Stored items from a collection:
######

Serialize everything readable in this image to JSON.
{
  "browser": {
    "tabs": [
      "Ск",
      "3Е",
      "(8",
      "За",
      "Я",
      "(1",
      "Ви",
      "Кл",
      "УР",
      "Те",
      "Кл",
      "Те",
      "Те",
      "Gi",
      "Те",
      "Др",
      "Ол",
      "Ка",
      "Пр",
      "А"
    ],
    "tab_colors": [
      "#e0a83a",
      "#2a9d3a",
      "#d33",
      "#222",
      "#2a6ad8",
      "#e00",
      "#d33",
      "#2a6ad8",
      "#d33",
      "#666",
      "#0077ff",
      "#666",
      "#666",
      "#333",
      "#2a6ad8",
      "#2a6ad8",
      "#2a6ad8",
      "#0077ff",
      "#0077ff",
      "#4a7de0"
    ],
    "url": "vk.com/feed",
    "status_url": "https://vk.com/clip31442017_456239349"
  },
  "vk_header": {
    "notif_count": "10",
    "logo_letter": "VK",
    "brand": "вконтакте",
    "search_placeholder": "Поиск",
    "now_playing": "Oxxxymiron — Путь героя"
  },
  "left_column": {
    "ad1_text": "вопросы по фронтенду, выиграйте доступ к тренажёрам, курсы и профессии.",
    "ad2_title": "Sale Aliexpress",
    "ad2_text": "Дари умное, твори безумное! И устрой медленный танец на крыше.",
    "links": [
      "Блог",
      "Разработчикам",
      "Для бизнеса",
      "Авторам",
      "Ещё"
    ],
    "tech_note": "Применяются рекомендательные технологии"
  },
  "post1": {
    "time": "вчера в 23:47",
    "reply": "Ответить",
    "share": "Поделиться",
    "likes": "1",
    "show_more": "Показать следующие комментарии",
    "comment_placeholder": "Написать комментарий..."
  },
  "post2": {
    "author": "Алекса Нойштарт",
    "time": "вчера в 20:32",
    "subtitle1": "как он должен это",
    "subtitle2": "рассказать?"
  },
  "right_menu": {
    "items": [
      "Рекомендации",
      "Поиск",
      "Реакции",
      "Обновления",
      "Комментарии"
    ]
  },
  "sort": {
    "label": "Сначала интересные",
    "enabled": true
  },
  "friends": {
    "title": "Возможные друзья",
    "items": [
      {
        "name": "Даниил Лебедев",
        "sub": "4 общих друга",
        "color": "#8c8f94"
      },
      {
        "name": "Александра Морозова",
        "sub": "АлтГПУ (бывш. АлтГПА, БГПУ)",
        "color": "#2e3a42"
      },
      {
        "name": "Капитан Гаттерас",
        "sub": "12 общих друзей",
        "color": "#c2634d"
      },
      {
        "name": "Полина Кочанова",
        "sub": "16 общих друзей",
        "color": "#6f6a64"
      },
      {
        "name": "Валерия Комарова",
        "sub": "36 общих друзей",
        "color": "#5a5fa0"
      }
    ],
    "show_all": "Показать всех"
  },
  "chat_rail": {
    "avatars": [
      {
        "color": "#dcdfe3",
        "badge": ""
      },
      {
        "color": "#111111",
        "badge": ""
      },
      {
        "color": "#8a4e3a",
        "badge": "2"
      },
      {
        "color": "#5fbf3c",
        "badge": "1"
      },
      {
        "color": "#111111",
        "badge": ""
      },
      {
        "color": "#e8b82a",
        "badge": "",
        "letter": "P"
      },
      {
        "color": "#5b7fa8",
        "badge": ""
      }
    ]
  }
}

######

» **PROBLEM STATEMENT**: Copy out every line where the word "общих" occurs.

» **ANSWER TO THE PROBLEM**:
        "sub": "4 общих друга",
        "sub": "12 общих друзей",
        "sub": "16 общих друзей",
        "sub": "36 общих друзей",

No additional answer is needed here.